_Working data_
○ ○ ○ ○ ○ ○ ○
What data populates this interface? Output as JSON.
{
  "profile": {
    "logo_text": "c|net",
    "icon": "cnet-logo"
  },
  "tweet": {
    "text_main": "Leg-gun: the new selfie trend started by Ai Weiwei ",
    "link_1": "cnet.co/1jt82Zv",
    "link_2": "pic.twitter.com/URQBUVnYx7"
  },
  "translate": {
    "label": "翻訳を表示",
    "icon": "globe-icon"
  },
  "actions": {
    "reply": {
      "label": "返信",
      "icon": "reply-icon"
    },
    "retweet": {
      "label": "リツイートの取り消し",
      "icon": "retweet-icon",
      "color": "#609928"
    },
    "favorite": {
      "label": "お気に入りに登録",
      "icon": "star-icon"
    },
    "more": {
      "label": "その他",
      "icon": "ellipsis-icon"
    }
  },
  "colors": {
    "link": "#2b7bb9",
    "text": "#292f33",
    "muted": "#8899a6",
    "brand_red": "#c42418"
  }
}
○ ○ ○ ○ ○ ○ ○
_Instruction_
The records above must be repeated exactly, every one of them.

_Correct output_
What data populates this interface? Output as JSON.
{
  "profile": {
    "logo_text": "c|net",
    "icon": "cnet-logo"
  },
  "tweet": {
    "text_main": "Leg-gun: the new selfie trend started by Ai Weiwei ",
    "link_1": "cnet.co/1jt82Zv",
    "link_2": "pic.twitter.com/URQBUVnYx7"
  },
  "translate": {
    "label": "翻訳を表示",
    "icon": "globe-icon"
  },
  "actions": {
    "reply": {
      "label": "返信",
      "icon": "reply-icon"
    },
    "retweet": {
      "label": "リツイートの取り消し",
      "icon": "retweet-icon",
      "color": "#609928"
    },
    "favorite": {
      "label": "お気に入りに登録",
      "icon": "star-icon"
    },
    "more": {
      "label": "その他",
      "icon": "ellipsis-icon"
    }
  },
  "colors": {
    "link": "#2b7bb9",
    "text": "#292f33",
    "muted": "#8899a6",
    "brand_red": "#c42418"
  }
}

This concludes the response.